## Required work
Pick out the lines below that contain the string "boundary" and copy them all.

## Data to process
/---
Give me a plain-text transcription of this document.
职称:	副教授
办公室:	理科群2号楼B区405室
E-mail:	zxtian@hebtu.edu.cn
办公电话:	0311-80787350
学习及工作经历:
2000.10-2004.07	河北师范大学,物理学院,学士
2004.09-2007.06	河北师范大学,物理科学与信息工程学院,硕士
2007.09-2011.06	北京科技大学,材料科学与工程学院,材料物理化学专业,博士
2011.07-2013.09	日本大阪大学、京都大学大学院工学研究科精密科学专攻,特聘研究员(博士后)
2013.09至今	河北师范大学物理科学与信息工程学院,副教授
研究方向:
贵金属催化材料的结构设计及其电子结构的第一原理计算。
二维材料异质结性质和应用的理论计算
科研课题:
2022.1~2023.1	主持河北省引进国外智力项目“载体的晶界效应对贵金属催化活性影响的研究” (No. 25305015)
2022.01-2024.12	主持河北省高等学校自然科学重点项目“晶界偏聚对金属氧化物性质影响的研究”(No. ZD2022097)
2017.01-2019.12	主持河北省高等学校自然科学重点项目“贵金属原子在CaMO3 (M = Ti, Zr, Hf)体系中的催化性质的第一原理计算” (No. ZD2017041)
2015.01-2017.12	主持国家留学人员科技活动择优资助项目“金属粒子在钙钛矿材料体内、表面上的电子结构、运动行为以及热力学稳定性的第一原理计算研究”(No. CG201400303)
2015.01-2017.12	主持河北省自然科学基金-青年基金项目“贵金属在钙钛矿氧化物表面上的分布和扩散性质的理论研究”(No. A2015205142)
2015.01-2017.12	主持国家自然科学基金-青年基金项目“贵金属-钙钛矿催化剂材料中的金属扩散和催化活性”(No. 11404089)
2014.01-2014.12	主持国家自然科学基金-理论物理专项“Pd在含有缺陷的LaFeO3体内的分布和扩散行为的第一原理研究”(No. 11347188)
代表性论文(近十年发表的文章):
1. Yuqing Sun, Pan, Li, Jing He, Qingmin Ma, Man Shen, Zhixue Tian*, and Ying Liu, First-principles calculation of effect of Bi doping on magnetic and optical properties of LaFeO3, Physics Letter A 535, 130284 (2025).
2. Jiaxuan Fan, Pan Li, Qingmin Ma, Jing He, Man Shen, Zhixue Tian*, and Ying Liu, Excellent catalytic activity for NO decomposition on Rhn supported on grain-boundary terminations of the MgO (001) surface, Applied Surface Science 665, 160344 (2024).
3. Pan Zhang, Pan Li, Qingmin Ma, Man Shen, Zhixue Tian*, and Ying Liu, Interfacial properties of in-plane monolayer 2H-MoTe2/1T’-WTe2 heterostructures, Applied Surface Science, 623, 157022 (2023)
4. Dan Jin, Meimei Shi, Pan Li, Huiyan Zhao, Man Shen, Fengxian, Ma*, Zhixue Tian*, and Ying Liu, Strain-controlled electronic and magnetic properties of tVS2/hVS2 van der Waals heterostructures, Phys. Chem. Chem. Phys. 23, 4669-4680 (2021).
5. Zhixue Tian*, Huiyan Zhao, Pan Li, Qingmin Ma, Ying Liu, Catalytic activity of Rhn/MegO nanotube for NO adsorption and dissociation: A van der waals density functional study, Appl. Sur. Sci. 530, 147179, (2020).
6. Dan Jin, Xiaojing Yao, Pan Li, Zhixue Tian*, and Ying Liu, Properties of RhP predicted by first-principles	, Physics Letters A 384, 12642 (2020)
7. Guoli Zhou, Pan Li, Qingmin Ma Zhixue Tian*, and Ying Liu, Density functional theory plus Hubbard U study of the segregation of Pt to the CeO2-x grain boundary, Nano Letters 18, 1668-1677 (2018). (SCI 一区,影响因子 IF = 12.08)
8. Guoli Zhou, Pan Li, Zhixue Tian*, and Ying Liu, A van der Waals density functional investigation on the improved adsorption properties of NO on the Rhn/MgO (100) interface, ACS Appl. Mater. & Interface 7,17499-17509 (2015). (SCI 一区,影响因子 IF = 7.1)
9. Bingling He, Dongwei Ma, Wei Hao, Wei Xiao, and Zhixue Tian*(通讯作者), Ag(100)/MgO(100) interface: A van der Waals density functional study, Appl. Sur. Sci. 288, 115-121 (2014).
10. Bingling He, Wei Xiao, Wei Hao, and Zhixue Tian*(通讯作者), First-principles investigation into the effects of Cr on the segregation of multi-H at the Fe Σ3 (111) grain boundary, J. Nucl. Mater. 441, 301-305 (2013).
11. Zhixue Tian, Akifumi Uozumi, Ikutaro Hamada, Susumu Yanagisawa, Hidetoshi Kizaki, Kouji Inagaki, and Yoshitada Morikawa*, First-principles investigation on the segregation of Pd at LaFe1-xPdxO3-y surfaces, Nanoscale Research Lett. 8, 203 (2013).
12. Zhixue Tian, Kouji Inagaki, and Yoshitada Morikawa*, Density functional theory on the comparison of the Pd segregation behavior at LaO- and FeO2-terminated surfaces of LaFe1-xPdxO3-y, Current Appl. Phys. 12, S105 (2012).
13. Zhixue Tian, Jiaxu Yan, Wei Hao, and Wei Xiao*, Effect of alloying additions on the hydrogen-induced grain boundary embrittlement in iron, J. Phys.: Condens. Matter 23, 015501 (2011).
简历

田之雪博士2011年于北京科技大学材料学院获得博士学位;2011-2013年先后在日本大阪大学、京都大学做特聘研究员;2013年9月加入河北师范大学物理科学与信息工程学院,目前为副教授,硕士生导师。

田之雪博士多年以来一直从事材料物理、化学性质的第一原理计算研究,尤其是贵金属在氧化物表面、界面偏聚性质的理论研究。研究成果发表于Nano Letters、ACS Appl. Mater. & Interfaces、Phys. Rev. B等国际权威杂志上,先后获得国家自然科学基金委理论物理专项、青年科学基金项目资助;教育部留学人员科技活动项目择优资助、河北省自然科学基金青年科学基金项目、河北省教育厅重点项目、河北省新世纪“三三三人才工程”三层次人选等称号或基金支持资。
\---
## Output of the exercise
2. Jiaxuan Fan, Pan Li, Qingmin Ma, Jing He, Man Shen, Zhixue Tian*, and Ying Liu, Excellent catalytic activity for NO decomposition on Rhn supported on grain-boundary terminations of the MgO (001) surface, Applied Surface Science 665, 160344 (2024).
7. Guoli Zhou, Pan Li, Qingmin Ma Zhixue Tian*, and Ying Liu, Density functional theory plus Hubbard U study of the segregation of Pt to the CeO2-x grain boundary, Nano Letters 18, 1668-1677 (2018). (SCI 一区,影响因子 IF = 12.08)
10. Bingling He, Wei Xiao, Wei Hao, and Zhixue Tian*(通讯作者), First-principles investigation into the effects of Cr on the segregation of multi-H at the Fe Σ3 (111) grain boundary, J. Nucl. Mater. 441, 301-305 (2013).
13. Zhixue Tian, Jiaxu Yan, Wei Hao, and Wei Xiao*, Effect of alloying additions on the hydrogen-induced grain boundary embrittlement in iron, J. Phys.: Condens. Matter 23, 015501 (2011).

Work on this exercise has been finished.